Task: Copy every line of the following material verbatim, with no changes of any kind.

Data listing:

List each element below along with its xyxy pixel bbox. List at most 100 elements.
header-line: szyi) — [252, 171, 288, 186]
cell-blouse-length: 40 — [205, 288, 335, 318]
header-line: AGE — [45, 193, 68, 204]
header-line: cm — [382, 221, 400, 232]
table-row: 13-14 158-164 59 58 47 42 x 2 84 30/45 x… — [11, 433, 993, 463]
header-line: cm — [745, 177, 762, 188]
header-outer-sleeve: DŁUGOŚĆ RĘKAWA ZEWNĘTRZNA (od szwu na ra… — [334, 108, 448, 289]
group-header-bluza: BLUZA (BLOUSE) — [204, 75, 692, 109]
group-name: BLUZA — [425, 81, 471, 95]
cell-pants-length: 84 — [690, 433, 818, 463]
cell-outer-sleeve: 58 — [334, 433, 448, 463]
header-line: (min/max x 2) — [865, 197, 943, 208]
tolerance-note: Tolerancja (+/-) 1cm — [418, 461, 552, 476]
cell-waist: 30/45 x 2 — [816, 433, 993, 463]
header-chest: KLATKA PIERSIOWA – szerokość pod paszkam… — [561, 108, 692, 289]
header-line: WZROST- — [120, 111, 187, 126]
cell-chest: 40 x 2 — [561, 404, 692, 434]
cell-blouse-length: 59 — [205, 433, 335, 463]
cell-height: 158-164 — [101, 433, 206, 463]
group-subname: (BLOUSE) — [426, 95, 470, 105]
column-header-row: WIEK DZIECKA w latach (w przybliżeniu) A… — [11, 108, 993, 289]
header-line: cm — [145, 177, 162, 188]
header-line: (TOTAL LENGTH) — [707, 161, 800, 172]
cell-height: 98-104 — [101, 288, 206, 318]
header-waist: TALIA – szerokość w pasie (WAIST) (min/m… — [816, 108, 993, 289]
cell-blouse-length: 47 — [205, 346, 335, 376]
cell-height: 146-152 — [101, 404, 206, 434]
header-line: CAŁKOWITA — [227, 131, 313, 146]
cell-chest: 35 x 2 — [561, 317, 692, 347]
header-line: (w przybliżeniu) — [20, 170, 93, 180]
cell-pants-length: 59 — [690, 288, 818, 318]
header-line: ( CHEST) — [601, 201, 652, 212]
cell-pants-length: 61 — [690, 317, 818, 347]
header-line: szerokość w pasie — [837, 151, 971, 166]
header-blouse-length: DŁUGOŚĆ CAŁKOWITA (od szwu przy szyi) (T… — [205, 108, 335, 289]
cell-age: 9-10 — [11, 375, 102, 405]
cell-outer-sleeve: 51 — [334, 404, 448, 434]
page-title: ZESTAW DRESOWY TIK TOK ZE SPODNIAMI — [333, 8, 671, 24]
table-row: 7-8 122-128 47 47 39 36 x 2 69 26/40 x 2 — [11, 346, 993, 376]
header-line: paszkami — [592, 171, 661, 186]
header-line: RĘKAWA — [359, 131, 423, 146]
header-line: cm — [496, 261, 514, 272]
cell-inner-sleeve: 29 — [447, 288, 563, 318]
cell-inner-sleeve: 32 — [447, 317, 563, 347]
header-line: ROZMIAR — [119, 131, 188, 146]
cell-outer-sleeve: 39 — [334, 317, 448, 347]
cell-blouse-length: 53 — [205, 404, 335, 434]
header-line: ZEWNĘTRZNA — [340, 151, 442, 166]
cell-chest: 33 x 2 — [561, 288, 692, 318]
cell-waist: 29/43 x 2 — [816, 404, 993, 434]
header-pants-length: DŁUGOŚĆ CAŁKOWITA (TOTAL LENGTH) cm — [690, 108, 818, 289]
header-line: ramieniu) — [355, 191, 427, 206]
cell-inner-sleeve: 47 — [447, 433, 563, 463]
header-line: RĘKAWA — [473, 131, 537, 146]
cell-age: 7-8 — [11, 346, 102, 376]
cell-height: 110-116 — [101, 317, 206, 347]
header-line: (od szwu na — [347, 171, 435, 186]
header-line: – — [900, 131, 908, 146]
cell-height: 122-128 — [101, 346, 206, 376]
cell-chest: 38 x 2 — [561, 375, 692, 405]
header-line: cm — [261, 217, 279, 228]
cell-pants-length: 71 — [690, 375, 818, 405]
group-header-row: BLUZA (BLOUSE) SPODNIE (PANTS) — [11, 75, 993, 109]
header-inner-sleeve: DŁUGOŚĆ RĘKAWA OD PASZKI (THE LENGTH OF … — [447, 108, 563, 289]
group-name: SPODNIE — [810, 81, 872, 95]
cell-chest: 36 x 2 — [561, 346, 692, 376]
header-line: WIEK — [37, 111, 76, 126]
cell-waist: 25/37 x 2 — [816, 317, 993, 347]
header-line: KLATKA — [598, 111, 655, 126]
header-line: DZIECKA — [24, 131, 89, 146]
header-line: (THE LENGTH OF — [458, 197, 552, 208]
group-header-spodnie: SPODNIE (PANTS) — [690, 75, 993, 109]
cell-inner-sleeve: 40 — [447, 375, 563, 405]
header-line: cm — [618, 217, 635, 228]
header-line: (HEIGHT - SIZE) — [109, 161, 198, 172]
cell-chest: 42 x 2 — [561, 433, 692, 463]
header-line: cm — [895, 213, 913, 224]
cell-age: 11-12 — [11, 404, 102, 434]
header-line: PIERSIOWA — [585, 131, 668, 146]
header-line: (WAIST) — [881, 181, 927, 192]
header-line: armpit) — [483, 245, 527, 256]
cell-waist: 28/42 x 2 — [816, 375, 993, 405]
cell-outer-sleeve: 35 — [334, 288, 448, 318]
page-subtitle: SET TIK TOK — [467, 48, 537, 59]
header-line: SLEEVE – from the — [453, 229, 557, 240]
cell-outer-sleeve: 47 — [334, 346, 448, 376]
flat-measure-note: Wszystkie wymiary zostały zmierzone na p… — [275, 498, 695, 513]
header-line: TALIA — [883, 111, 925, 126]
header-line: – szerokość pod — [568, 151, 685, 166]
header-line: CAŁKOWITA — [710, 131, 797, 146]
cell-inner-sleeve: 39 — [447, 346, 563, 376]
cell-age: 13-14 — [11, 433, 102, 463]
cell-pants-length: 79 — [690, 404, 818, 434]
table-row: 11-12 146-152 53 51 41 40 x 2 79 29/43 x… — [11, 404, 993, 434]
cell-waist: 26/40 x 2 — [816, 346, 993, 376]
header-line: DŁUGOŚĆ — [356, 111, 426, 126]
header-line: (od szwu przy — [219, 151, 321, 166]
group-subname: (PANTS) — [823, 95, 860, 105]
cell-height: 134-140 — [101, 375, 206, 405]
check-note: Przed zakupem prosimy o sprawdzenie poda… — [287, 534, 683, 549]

Response to the exercise:
List each element below along with its xyxy pixel bbox. List at most 100 elements.
header-line: szyi) — [252, 171, 288, 186]
cell-blouse-length: 40 — [205, 288, 335, 318]
header-line: AGE — [45, 193, 68, 204]
header-line: cm — [382, 221, 400, 232]
table-row: 13-14 158-164 59 58 47 42 x 2 84 30/45 x… — [11, 433, 993, 463]
header-line: cm — [745, 177, 762, 188]
header-outer-sleeve: DŁUGOŚĆ RĘKAWA ZEWNĘTRZNA (od szwu na ra… — [334, 108, 448, 289]
group-header-bluza: BLUZA (BLOUSE) — [204, 75, 692, 109]
group-name: BLUZA — [425, 81, 471, 95]
cell-pants-length: 84 — [690, 433, 818, 463]
cell-outer-sleeve: 58 — [334, 433, 448, 463]
header-line: (min/max x 2) — [865, 197, 943, 208]
tolerance-note: Tolerancja (+/-) 1cm — [418, 461, 552, 476]
cell-waist: 30/45 x 2 — [816, 433, 993, 463]
header-chest: KLATKA PIERSIOWA – szerokość pod paszkam… — [561, 108, 692, 289]
header-line: WZROST- — [120, 111, 187, 126]
cell-chest: 40 x 2 — [561, 404, 692, 434]
cell-blouse-length: 59 — [205, 433, 335, 463]
cell-height: 158-164 — [101, 433, 206, 463]
group-subname: (BLOUSE) — [426, 95, 470, 105]
column-header-row: WIEK DZIECKA w latach (w przybliżeniu) A… — [11, 108, 993, 289]
header-line: cm — [145, 177, 162, 188]
header-line: (TOTAL LENGTH) — [707, 161, 800, 172]
cell-height: 98-104 — [101, 288, 206, 318]
header-waist: TALIA – szerokość w pasie (WAIST) (min/m… — [816, 108, 993, 289]
cell-blouse-length: 47 — [205, 346, 335, 376]
cell-height: 146-152 — [101, 404, 206, 434]
header-line: CAŁKOWITA — [227, 131, 313, 146]
cell-chest: 35 x 2 — [561, 317, 692, 347]
header-line: (w przybliżeniu) — [20, 170, 93, 180]
cell-pants-length: 59 — [690, 288, 818, 318]
header-line: ( CHEST) — [601, 201, 652, 212]
cell-pants-length: 61 — [690, 317, 818, 347]
header-line: szerokość w pasie — [837, 151, 971, 166]
header-blouse-length: DŁUGOŚĆ CAŁKOWITA (od szwu przy szyi) (T… — [205, 108, 335, 289]
cell-age: 9-10 — [11, 375, 102, 405]
cell-outer-sleeve: 51 — [334, 404, 448, 434]
page-title: ZESTAW DRESOWY TIK TOK ZE SPODNIAMI — [333, 8, 671, 24]
table-row: 7-8 122-128 47 47 39 36 x 2 69 26/40 x 2 — [11, 346, 993, 376]
header-line: paszkami — [592, 171, 661, 186]
header-line: RĘKAWA — [359, 131, 423, 146]
header-line: cm — [496, 261, 514, 272]
cell-inner-sleeve: 29 — [447, 288, 563, 318]
cell-inner-sleeve: 32 — [447, 317, 563, 347]
header-line: ROZMIAR — [119, 131, 188, 146]
cell-outer-sleeve: 39 — [334, 317, 448, 347]
cell-blouse-length: 53 — [205, 404, 335, 434]
header-line: ZEWNĘTRZNA — [340, 151, 442, 166]
cell-chest: 33 x 2 — [561, 288, 692, 318]
cell-waist: 29/43 x 2 — [816, 404, 993, 434]
header-pants-length: DŁUGOŚĆ CAŁKOWITA (TOTAL LENGTH) cm — [690, 108, 818, 289]
header-line: ramieniu) — [355, 191, 427, 206]
cell-inner-sleeve: 47 — [447, 433, 563, 463]
header-line: RĘKAWA — [473, 131, 537, 146]
cell-age: 7-8 — [11, 346, 102, 376]
cell-height: 110-116 — [101, 317, 206, 347]
header-line: (od szwu na — [347, 171, 435, 186]
header-line: – — [900, 131, 908, 146]
cell-height: 122-128 — [101, 346, 206, 376]
cell-chest: 38 x 2 — [561, 375, 692, 405]
header-line: cm — [261, 217, 279, 228]
cell-pants-length: 71 — [690, 375, 818, 405]
group-header-row: BLUZA (BLOUSE) SPODNIE (PANTS) — [11, 75, 993, 109]
header-inner-sleeve: DŁUGOŚĆ RĘKAWA OD PASZKI (THE LENGTH OF … — [447, 108, 563, 289]
group-name: SPODNIE — [810, 81, 872, 95]
cell-chest: 36 x 2 — [561, 346, 692, 376]
header-line: WIEK — [37, 111, 76, 126]
cell-waist: 25/37 x 2 — [816, 317, 993, 347]
header-line: KLATKA — [598, 111, 655, 126]
header-line: DZIECKA — [24, 131, 89, 146]
header-line: (THE LENGTH OF — [458, 197, 552, 208]
group-header-spodnie: SPODNIE (PANTS) — [690, 75, 993, 109]
cell-inner-sleeve: 40 — [447, 375, 563, 405]
header-line: cm — [618, 217, 635, 228]
header-line: (HEIGHT - SIZE) — [109, 161, 198, 172]
cell-chest: 42 x 2 — [561, 433, 692, 463]
header-line: cm — [895, 213, 913, 224]
cell-age: 11-12 — [11, 404, 102, 434]
header-line: PIERSIOWA — [585, 131, 668, 146]
header-line: (WAIST) — [881, 181, 927, 192]
header-line: armpit) — [483, 245, 527, 256]
cell-waist: 28/42 x 2 — [816, 375, 993, 405]
cell-outer-sleeve: 35 — [334, 288, 448, 318]
page-subtitle: SET TIK TOK — [467, 48, 537, 59]
header-line: SLEEVE – from the — [453, 229, 557, 240]
cell-outer-sleeve: 47 — [334, 346, 448, 376]
flat-measure-note: Wszystkie wymiary zostały zmierzone na p… — [275, 498, 695, 513]
header-line: TALIA — [883, 111, 925, 126]
header-line: – szerokość pod — [568, 151, 685, 166]
header-line: CAŁKOWITA — [710, 131, 797, 146]
cell-inner-sleeve: 39 — [447, 346, 563, 376]
cell-age: 13-14 — [11, 433, 102, 463]
cell-pants-length: 79 — [690, 404, 818, 434]
table-row: 11-12 146-152 53 51 41 40 x 2 79 29/43 x… — [11, 404, 993, 434]
cell-waist: 26/40 x 2 — [816, 346, 993, 376]
header-line: DŁUGOŚĆ — [356, 111, 426, 126]
header-line: (od szwu przy — [219, 151, 321, 166]
group-subname: (PANTS) — [823, 95, 860, 105]
cell-height: 134-140 — [101, 375, 206, 405]
check-note: Przed zakupem prosimy o sprawdzenie poda… — [287, 534, 683, 549]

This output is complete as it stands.